■ **BRIEF**: Extract the records in full, leaving every picture out.
* * *
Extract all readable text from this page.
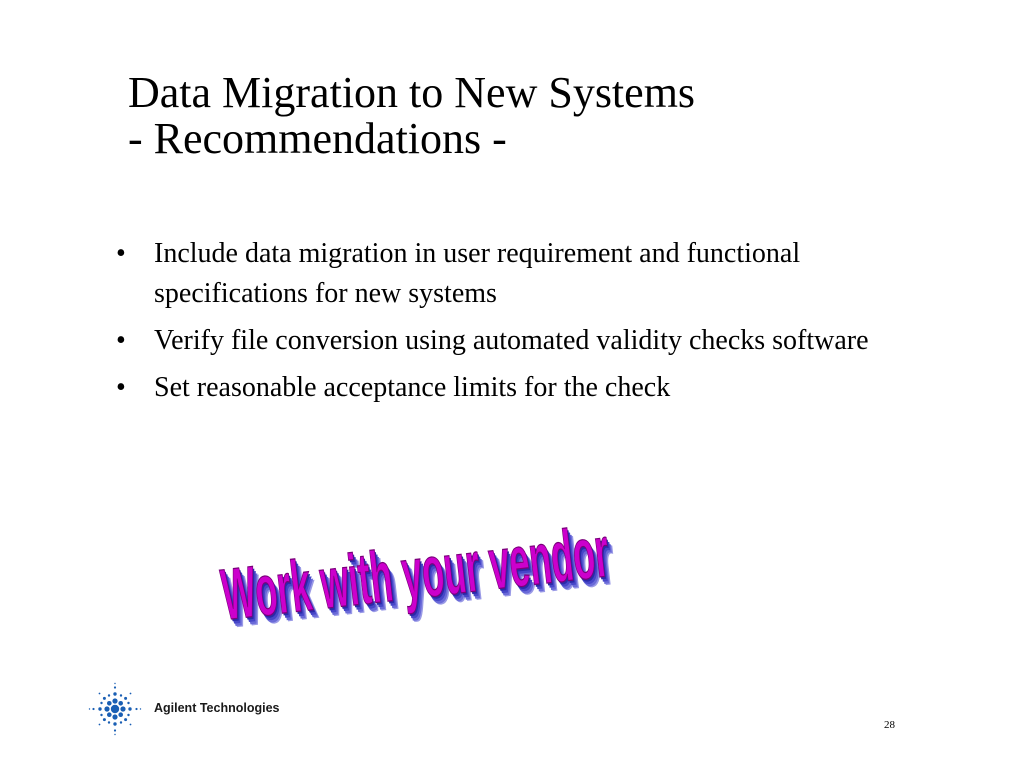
Data Migration to New Systems
- Recommendations -
• Include data migration in user requirement and functional specifications for new systems
• Verify file conversion using automated validity checks software
• Set reasonable acceptance limits for the check
Work with your vendor
Agilent Technologies
28
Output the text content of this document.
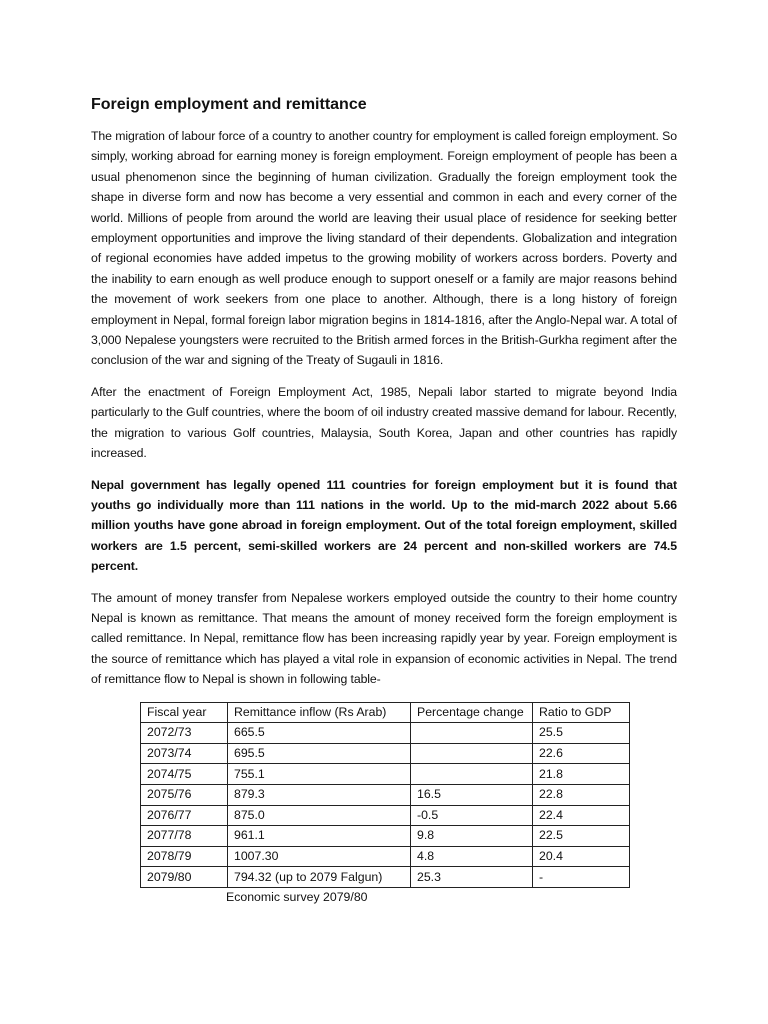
Foreign employment and remittance

The migration of labour force of a country to another country for employment is called foreign employment. So simply, working abroad for earning money is foreign employment. Foreign employment of people has been a usual phenomenon since the beginning of human civilization. Gradually the foreign employment took the shape in diverse form and now has become a very essential and common in each and every corner of the world. Millions of people from around the world are leaving their usual place of residence for seeking better employment opportunities and improve the living standard of their dependents. Globalization and integration of regional economies have added impetus to the growing mobility of workers across borders. Poverty and the inability to earn enough as well produce enough to support oneself or a family are major reasons behind the movement of work seekers from one place to another. Although, there is a long history of foreign employment in Nepal, formal foreign labor migration begins in 1814-1816, after the Anglo-Nepal war. A total of 3,000 Nepalese youngsters were recruited to the British armed forces in the British-Gurkha regiment after the conclusion of the war and signing of the Treaty of Sugauli in 1816.

After the enactment of Foreign Employment Act, 1985, Nepali labor started to migrate beyond India particularly to the Gulf countries, where the boom of oil industry created massive demand for labour. Recently, the migration to various Golf countries, Malaysia, South Korea, Japan and other countries has rapidly increased.

Nepal government has legally opened 111 countries for foreign employment but it is found that youths go individually more than 111 nations in the world. Up to the mid-march 2022 about 5.66 million youths have gone abroad in foreign employment. Out of the total foreign employment, skilled workers are 1.5 percent, semi-skilled workers are 24 percent and non-skilled workers are 74.5 percent.

The amount of money transfer from Nepalese workers employed outside the country to their home country Nepal is known as remittance. That means the amount of money received form the foreign employment is called remittance. In Nepal, remittance flow has been increasing rapidly year by year. Foreign employment is the source of remittance which has played a vital role in expansion of economic activities in Nepal. The trend of remittance flow to Nepal is shown in following table-

Fiscal year	Remittance inflow (Rs Arab)	Percentage change	Ratio to GDP
2072/73	665.5		25.5
2073/74	695.5		22.6
2074/75	755.1		21.8
2075/76	879.3	16.5	22.8
2076/77	875.0	-0.5	22.4
2077/78	961.1	9.8	22.5
2078/79	1007.30	4.8	20.4
2079/80	794.32 (up to 2079 Falgun)	25.3	-
Economic survey 2079/80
* * *
■ **SOLUTION TO THE EXERCISE**:
Extract all readable text from this page.
Data Migration to New Systems
- Recommendations -
• Include data migration in user requirement and functional specifications for new systems
• Verify file conversion using automated validity checks software
• Set reasonable acceptance limits for the check
Work with your vendor
Agilent Technologies
28
Output the text content of this document.
Foreign employment and remittance

The migration of labour force of a country to another country for employment is called foreign employment. So simply, working abroad for earning money is foreign employment. Foreign employment of people has been a usual phenomenon since the beginning of human civilization. Gradually the foreign employment took the shape in diverse form and now has become a very essential and common in each and every corner of the world. Millions of people from around the world are leaving their usual place of residence for seeking better employment opportunities and improve the living standard of their dependents. Globalization and integration of regional economies have added impetus to the growing mobility of workers across borders. Poverty and the inability to earn enough as well produce enough to support oneself or a family are major reasons behind the movement of work seekers from one place to another. Although, there is a long history of foreign employment in Nepal, formal foreign labor migration begins in 1814-1816, after the Anglo-Nepal war. A total of 3,000 Nepalese youngsters were recruited to the British armed forces in the British-Gurkha regiment after the conclusion of the war and signing of the Treaty of Sugauli in 1816.

After the enactment of Foreign Employment Act, 1985, Nepali labor started to migrate beyond India particularly to the Gulf countries, where the boom of oil industry created massive demand for labour. Recently, the migration to various Golf countries, Malaysia, South Korea, Japan and other countries has rapidly increased.

Nepal government has legally opened 111 countries for foreign employment but it is found that youths go individually more than 111 nations in the world. Up to the mid-march 2022 about 5.66 million youths have gone abroad in foreign employment. Out of the total foreign employment, skilled workers are 1.5 percent, semi-skilled workers are 24 percent and non-skilled workers are 74.5 percent.

The amount of money transfer from Nepalese workers employed outside the country to their home country Nepal is known as remittance. That means the amount of money received form the foreign employment is called remittance. In Nepal, remittance flow has been increasing rapidly year by year. Foreign employment is the source of remittance which has played a vital role in expansion of economic activities in Nepal. The trend of remittance flow to Nepal is shown in following table-

Fiscal year	Remittance inflow (Rs Arab)	Percentage change	Ratio to GDP
2072/73	665.5		25.5
2073/74	695.5		22.6
2074/75	755.1		21.8
2075/76	879.3	16.5	22.8
2076/77	875.0	-0.5	22.4
2077/78	961.1	9.8	22.5
2078/79	1007.30	4.8	20.4
2079/80	794.32 (up to 2079 Falgun)	25.3	-
Economic survey 2079/80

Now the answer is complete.